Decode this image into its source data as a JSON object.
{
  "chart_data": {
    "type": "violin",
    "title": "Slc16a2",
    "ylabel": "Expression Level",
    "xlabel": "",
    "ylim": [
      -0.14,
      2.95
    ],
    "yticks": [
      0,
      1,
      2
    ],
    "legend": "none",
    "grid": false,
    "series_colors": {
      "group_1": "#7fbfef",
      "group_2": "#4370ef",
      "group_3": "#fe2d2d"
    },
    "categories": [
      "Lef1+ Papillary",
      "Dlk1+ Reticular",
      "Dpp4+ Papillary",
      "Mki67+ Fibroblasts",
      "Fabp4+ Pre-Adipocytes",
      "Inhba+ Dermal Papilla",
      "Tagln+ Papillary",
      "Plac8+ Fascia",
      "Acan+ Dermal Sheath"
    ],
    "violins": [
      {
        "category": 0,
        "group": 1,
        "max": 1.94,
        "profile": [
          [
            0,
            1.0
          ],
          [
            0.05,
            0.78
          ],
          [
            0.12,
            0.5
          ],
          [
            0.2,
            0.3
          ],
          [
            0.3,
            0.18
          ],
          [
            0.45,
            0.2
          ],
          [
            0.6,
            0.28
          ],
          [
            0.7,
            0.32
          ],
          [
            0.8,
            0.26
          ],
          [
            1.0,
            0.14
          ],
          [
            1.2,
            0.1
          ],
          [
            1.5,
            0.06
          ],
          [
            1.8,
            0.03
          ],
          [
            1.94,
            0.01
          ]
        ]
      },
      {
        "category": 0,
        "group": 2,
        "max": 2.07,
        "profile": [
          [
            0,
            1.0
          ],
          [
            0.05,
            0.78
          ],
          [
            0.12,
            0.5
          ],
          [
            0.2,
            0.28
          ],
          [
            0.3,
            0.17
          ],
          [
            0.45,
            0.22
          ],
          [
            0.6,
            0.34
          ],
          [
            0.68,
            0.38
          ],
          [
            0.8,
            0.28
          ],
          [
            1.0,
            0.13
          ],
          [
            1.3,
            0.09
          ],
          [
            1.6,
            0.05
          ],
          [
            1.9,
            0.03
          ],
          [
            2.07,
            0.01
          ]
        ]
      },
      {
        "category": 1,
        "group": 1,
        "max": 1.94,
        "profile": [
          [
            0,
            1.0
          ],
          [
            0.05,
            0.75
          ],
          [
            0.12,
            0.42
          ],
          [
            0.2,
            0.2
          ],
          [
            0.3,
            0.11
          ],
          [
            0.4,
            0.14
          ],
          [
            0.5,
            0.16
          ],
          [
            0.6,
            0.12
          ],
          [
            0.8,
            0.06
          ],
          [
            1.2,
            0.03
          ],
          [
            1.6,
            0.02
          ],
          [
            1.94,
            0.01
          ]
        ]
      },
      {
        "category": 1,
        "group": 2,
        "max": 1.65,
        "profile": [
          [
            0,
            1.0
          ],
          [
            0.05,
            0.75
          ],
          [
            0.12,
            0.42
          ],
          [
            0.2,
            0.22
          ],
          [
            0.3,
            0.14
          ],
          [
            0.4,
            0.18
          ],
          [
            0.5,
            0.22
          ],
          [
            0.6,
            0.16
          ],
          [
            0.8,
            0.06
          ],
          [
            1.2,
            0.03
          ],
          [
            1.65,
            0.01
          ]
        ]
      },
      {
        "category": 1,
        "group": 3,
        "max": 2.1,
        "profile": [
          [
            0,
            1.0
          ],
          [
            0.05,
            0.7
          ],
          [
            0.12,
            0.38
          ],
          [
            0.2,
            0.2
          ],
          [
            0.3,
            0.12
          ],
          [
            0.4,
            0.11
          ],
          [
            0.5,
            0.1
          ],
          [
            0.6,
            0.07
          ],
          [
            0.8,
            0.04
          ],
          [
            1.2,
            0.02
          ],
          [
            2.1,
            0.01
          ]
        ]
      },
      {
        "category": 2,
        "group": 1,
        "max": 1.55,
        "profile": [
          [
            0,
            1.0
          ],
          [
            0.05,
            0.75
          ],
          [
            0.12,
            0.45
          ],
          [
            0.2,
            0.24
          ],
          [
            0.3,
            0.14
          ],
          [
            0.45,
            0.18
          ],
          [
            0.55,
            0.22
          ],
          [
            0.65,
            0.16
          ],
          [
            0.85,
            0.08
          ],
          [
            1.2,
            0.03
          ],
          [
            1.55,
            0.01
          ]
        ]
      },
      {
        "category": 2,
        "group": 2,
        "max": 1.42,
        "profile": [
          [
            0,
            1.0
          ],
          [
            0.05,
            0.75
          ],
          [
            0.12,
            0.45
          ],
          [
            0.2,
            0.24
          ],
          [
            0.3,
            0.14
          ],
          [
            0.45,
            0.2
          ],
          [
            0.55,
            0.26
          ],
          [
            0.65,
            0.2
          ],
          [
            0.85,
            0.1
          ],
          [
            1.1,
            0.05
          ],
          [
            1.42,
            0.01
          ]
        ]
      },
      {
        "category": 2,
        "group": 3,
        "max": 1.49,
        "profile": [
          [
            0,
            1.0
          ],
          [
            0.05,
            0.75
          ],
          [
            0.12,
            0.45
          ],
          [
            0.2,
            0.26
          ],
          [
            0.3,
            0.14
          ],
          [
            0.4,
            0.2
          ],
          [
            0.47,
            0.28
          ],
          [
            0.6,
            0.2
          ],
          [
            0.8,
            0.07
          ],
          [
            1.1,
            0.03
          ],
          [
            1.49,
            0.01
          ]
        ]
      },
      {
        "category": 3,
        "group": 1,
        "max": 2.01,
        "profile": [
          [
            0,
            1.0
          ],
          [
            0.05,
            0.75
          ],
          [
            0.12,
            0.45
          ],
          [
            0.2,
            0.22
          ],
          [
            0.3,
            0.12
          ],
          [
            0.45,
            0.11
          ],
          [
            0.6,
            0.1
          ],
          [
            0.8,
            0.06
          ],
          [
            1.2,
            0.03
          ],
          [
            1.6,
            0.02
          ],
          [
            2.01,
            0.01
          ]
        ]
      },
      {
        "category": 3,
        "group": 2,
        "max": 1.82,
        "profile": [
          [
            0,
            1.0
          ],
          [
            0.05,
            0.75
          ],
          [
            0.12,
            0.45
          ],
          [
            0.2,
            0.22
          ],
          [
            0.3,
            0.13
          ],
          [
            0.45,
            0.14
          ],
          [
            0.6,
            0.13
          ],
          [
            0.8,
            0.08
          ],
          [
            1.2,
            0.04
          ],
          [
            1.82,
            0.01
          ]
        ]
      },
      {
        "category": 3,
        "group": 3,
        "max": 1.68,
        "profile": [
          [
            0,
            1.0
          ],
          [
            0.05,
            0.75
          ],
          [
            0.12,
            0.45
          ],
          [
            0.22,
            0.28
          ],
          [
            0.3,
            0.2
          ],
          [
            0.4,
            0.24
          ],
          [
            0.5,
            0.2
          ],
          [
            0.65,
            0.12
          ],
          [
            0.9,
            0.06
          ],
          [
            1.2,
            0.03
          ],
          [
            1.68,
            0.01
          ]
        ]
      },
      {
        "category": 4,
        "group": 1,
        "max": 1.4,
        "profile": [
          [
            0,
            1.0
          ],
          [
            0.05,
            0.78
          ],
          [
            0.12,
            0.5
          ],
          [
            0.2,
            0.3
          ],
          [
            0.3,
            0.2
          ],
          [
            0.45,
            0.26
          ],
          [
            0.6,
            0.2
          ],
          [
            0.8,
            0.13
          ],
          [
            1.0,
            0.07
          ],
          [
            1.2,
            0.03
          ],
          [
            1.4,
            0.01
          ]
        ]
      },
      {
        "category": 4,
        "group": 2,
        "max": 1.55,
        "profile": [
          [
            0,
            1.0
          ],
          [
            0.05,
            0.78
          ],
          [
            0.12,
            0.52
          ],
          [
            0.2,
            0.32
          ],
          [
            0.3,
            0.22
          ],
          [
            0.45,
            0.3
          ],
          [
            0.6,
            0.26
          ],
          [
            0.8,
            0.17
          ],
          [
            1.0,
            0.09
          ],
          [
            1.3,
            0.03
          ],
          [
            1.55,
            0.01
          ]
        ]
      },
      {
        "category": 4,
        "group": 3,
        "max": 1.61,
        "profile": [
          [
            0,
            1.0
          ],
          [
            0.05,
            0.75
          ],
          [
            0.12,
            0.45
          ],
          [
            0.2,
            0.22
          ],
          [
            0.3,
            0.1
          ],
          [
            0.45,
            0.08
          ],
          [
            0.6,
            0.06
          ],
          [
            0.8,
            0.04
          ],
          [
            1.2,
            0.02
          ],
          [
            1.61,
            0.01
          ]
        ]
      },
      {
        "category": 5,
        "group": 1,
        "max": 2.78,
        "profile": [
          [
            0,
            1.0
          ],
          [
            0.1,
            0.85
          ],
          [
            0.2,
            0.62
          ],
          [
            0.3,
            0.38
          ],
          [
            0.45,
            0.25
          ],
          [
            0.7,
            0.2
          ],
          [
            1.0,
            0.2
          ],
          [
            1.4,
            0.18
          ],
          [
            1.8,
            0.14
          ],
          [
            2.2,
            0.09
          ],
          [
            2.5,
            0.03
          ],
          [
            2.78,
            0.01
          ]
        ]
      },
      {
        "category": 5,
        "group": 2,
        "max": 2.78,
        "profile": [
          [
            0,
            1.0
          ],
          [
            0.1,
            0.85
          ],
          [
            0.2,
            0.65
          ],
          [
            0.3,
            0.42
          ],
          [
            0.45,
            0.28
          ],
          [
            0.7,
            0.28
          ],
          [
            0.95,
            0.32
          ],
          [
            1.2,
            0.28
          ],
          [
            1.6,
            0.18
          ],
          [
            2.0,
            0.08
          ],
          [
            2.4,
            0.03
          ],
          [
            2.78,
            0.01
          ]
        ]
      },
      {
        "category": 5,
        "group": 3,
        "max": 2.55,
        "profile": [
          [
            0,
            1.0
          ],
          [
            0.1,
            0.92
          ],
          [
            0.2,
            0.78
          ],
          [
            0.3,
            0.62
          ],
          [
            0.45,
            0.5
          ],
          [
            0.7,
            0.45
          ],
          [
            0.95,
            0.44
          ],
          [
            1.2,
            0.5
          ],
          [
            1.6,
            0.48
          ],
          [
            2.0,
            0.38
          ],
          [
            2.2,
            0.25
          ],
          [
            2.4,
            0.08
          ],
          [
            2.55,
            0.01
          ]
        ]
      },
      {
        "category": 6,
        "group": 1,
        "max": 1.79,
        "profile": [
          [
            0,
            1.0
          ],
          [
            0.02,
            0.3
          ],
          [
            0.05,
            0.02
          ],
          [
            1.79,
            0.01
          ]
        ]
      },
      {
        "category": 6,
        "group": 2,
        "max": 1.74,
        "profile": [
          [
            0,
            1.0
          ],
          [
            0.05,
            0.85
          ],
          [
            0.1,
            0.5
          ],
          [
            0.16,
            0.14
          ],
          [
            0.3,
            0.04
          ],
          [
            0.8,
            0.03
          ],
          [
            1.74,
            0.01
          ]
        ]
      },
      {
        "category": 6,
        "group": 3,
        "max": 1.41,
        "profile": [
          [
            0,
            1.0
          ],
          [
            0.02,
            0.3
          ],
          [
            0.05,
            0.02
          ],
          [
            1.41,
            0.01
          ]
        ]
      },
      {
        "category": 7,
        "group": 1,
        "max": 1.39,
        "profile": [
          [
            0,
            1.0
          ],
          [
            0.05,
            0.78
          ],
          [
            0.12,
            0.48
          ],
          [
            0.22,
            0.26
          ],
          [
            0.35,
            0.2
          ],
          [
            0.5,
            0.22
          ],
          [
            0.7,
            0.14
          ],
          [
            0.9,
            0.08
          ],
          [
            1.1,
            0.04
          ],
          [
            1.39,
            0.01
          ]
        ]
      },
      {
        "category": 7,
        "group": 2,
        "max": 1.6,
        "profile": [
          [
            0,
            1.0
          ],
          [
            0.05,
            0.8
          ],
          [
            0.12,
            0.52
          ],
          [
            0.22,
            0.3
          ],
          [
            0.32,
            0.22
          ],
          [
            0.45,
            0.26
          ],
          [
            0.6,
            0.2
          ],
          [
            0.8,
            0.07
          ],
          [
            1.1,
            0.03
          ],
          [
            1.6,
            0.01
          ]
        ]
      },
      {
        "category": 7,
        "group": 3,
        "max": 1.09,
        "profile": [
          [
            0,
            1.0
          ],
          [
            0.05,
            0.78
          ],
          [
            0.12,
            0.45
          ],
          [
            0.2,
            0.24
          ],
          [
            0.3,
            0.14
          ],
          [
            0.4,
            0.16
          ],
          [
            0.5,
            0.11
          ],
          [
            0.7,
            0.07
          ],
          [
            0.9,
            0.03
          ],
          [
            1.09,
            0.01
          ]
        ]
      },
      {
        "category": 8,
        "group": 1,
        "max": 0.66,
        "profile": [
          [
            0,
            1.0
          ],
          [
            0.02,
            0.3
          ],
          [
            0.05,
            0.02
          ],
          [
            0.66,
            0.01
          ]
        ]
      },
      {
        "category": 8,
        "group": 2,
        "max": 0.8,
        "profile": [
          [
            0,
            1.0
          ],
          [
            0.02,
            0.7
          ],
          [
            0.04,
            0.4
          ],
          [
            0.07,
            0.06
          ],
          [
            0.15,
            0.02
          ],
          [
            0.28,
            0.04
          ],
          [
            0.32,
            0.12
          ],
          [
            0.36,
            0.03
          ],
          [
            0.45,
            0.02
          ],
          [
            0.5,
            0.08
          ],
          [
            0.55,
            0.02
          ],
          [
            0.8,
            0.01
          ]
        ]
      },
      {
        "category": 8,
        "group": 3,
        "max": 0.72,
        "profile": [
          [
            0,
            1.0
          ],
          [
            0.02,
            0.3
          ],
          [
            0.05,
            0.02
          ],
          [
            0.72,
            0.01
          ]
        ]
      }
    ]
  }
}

* * *

*DIRECTION*.
Return all lines containing the word "Dermal".

*RESULT OF THIS EXERCISE*.
      "Inhba+ Dermal Papilla",
      "Acan+ Dermal Sheath"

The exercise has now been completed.